** start of Dataset extract **
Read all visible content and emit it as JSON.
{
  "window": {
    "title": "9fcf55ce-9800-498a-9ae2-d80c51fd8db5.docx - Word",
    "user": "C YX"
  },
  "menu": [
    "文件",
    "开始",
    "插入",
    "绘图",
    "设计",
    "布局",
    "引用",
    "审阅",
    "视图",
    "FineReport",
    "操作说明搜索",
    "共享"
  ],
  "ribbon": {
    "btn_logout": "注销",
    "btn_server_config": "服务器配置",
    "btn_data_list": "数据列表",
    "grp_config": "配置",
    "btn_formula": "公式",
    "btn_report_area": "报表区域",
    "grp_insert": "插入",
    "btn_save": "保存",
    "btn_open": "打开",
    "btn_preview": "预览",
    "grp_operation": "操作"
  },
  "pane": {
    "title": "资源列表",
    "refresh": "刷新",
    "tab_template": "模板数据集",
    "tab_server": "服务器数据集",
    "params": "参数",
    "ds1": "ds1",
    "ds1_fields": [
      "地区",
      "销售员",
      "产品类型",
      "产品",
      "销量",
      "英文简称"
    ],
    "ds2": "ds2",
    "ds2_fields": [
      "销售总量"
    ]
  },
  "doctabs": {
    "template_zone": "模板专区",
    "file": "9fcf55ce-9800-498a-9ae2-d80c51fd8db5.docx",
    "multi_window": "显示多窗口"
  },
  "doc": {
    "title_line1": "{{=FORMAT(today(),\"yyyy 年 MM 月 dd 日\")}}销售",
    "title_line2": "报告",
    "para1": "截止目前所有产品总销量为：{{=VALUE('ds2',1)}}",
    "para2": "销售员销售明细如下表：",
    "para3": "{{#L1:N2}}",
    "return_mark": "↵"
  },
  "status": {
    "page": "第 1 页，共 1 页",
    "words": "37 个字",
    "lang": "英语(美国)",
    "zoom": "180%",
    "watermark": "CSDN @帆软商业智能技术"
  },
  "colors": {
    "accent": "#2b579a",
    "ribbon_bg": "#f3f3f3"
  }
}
** end of Dataset extract **
** start of Dataset extract **
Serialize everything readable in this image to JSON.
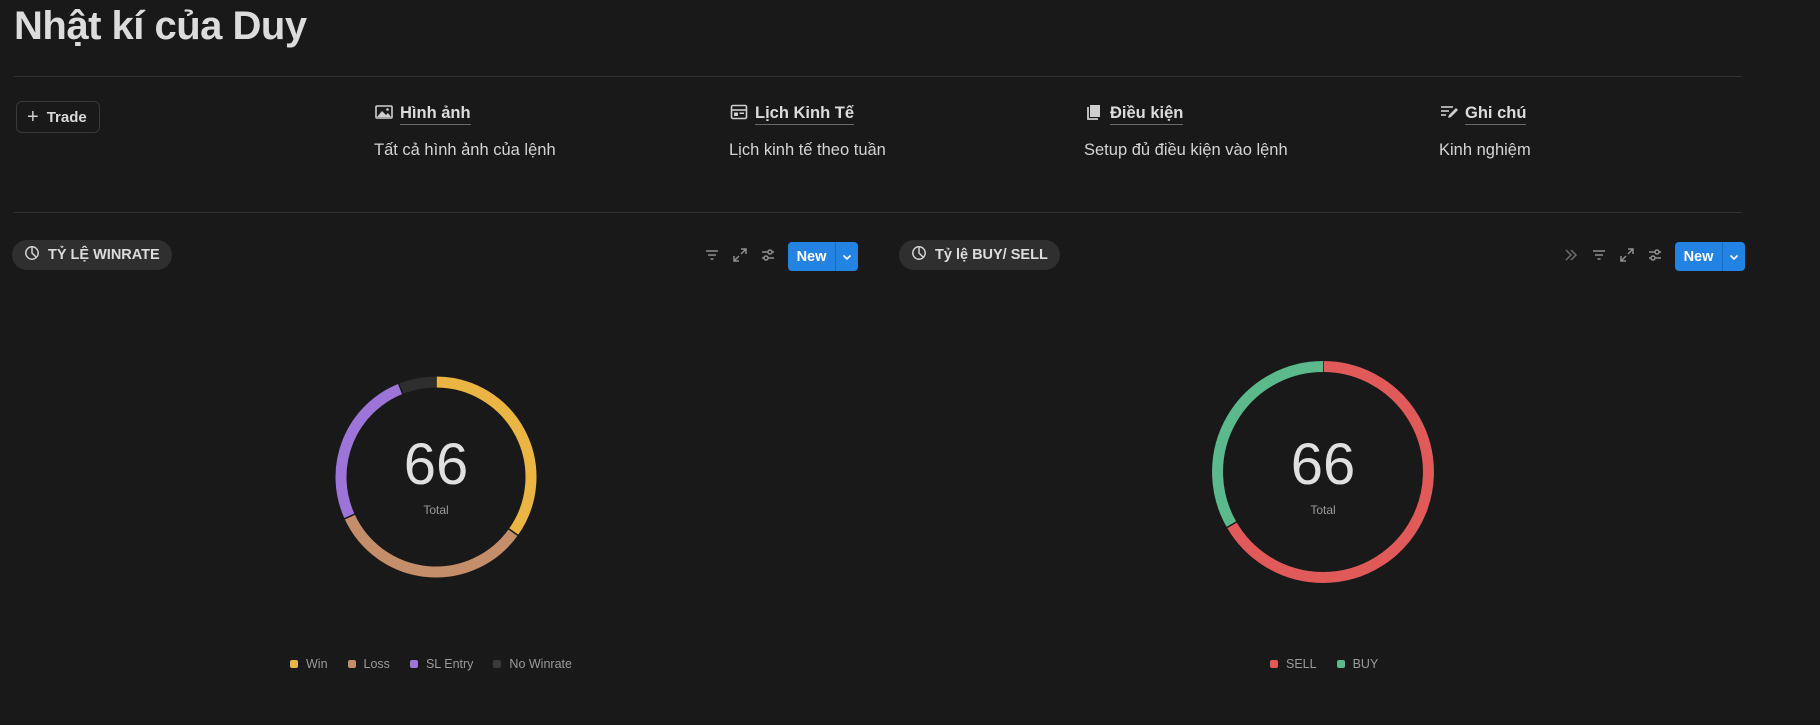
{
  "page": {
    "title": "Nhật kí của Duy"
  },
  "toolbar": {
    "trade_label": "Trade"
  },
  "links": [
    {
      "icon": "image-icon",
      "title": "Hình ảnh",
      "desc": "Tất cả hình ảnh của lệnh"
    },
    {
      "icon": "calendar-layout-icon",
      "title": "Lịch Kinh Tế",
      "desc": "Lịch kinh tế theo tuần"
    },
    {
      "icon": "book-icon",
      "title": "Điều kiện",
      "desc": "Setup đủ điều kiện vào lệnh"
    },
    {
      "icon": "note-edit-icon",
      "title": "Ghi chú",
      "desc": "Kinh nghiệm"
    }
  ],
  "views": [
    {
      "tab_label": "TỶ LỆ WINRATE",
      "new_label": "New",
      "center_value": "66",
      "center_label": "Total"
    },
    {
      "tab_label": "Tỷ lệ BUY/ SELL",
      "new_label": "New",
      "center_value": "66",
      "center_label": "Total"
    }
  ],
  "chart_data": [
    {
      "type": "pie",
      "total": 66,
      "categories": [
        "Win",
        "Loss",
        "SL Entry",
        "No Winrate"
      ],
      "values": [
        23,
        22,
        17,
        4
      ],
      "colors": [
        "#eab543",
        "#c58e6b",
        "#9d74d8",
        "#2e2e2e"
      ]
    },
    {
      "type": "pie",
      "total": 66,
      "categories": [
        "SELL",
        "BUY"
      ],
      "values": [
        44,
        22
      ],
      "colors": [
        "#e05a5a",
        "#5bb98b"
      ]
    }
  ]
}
** end of Dataset extract **
Written task ▸ Look over the listing. Pull out every line with the string "desc" in it.

Solution to this task ▸
      "desc": "Tất cả hình ảnh của lệnh"
      "desc": "Lịch kinh tế theo tuần"
      "desc": "Setup đủ điều kiện vào lệnh"
      "desc": "Kinh nghiệm"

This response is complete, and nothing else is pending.